### Data supplied
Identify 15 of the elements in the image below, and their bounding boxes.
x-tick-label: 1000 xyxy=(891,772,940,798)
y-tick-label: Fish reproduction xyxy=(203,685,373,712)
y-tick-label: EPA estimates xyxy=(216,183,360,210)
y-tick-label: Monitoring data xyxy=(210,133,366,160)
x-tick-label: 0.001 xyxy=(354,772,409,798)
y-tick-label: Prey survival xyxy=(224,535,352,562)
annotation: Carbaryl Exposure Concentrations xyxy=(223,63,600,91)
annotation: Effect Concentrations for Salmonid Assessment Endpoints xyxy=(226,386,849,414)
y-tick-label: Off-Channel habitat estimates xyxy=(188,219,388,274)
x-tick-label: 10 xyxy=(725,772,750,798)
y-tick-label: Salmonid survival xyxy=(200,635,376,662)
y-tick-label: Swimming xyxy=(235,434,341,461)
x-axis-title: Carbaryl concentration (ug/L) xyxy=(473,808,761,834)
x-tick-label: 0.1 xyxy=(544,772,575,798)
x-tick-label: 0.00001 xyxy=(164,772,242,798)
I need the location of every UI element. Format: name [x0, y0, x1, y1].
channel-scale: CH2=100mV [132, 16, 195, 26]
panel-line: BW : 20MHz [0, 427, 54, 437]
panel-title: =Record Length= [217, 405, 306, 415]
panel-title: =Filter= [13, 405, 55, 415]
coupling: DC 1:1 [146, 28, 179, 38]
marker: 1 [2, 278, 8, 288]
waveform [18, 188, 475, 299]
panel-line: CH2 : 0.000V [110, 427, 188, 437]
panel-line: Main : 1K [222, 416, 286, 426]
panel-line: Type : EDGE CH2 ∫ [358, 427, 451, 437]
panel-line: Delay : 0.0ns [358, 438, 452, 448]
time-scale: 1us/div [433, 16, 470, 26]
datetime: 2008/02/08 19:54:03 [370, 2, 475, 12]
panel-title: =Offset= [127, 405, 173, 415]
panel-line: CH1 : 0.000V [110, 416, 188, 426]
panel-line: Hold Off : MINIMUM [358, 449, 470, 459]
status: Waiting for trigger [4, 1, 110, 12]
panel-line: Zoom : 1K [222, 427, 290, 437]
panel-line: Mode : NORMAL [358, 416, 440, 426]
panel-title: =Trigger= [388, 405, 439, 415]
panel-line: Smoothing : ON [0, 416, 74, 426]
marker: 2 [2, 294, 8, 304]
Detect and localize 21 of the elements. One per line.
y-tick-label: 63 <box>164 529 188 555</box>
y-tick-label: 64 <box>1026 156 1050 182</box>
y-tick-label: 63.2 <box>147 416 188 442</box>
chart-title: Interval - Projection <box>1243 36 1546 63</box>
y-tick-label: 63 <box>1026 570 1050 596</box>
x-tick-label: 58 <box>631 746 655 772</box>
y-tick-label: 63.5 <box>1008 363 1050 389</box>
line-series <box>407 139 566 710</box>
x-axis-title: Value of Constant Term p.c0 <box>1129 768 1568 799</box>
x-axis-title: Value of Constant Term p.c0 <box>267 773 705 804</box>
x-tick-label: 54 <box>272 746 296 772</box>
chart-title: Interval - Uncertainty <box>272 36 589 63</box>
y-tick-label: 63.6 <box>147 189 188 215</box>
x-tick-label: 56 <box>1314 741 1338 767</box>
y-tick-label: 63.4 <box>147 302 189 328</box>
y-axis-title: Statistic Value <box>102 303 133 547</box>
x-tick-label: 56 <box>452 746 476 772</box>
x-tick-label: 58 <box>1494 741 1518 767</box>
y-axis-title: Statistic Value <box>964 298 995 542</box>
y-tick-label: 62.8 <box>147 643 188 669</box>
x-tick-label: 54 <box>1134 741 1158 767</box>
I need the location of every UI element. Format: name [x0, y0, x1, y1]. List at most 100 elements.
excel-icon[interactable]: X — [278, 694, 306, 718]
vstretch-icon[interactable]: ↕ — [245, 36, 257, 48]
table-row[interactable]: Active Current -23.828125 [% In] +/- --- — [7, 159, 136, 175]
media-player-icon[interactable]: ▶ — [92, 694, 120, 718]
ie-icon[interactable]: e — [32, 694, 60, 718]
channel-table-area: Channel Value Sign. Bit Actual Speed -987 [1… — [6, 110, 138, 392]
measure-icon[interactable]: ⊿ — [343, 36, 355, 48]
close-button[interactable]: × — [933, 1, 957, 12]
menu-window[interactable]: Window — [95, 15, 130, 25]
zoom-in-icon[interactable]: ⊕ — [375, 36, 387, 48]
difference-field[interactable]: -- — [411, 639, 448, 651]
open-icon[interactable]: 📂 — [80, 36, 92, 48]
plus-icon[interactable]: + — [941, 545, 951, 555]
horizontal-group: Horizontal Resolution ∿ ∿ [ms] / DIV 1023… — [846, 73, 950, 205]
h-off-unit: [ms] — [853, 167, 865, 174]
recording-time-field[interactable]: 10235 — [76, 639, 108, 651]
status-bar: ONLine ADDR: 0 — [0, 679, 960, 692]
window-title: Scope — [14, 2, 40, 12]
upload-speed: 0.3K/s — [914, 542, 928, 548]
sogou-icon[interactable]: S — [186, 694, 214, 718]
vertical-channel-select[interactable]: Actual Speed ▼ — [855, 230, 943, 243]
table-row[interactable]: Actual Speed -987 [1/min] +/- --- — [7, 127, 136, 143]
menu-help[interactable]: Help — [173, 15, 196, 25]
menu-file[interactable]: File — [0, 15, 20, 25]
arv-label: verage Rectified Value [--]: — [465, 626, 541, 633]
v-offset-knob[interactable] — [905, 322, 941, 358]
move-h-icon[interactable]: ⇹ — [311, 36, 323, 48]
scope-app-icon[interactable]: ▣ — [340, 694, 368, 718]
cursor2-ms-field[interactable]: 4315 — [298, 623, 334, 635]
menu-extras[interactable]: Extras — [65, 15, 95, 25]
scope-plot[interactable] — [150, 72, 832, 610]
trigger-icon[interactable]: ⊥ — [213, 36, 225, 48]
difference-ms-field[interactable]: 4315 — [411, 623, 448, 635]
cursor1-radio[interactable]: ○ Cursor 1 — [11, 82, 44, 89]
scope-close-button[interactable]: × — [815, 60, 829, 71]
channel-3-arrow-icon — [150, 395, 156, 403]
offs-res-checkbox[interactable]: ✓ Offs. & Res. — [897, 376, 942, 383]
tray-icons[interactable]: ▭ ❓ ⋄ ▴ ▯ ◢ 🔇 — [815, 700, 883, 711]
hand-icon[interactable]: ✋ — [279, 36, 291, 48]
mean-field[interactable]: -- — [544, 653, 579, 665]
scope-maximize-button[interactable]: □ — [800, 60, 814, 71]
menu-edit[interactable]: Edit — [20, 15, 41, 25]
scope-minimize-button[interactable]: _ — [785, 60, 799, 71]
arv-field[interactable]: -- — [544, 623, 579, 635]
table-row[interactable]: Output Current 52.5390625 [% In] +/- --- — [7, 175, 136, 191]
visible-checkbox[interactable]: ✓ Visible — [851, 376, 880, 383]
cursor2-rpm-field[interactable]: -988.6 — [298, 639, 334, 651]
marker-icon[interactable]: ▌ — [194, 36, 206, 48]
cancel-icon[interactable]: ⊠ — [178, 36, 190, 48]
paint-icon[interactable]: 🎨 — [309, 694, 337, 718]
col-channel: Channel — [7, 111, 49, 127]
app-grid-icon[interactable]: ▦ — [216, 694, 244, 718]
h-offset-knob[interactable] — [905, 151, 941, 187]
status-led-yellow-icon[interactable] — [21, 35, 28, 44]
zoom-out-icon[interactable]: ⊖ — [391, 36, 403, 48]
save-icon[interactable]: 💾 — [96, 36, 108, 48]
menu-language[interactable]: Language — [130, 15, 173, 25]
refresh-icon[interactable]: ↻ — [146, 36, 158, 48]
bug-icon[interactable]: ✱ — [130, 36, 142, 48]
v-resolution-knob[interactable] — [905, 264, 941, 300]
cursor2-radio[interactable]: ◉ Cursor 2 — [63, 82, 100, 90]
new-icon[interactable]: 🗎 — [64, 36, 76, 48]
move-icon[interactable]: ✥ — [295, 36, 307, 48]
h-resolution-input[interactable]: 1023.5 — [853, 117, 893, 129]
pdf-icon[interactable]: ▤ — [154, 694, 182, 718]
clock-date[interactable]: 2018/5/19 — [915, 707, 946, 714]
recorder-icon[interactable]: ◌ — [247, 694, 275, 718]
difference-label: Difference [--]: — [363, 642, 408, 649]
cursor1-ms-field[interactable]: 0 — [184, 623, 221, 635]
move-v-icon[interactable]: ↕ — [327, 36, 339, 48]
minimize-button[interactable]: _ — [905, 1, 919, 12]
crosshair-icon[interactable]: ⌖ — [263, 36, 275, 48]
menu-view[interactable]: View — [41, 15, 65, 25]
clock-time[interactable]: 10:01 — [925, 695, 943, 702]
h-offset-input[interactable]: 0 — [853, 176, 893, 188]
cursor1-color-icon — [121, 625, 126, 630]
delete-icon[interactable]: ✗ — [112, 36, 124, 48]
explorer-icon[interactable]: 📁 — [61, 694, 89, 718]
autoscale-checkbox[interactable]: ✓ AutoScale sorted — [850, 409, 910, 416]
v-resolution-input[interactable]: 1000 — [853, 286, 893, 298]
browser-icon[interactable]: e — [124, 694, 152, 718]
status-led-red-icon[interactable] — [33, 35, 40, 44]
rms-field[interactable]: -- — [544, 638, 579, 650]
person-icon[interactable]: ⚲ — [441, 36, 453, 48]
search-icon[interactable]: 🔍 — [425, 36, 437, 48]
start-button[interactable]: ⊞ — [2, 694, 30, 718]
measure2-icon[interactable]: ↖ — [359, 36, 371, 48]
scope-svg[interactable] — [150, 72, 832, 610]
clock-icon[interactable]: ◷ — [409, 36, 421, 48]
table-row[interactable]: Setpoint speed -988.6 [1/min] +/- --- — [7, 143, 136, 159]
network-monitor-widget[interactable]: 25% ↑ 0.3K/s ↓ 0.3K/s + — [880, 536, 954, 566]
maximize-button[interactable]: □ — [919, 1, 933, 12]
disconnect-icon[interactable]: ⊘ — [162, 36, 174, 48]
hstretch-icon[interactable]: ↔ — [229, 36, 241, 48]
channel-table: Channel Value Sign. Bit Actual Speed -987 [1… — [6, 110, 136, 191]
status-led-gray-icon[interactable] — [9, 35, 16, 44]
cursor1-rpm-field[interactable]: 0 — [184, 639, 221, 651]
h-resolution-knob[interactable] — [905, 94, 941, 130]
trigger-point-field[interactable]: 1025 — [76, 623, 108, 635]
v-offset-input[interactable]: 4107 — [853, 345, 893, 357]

### What is expected
Take the entries from their start through the line containing "x-axis-title: Carbaryl concentration", and write those lines out again with "estimates" replaced by "projections", changing nothing else.

### Exercise solution
Identify 15 of the elements in the image below, and their bounding boxes.
x-tick-label: 1000 xyxy=(891,772,940,798)
y-tick-label: Fish reproduction xyxy=(203,685,373,712)
y-tick-label: EPA projections xyxy=(216,183,360,210)
y-tick-label: Monitoring data xyxy=(210,133,366,160)
x-tick-label: 0.001 xyxy=(354,772,409,798)
y-tick-label: Prey survival xyxy=(224,535,352,562)
annotation: Carbaryl Exposure Concentrations xyxy=(223,63,600,91)
annotation: Effect Concentrations for Salmonid Assessment Endpoints xyxy=(226,386,849,414)
y-tick-label: Off-Channel habitat projections xyxy=(188,219,388,274)
x-tick-label: 10 xyxy=(725,772,750,798)
y-tick-label: Salmonid survival xyxy=(200,635,376,662)
y-tick-label: Swimming xyxy=(235,434,341,461)
x-axis-title: Carbaryl concentration (ug/L) xyxy=(473,808,761,834)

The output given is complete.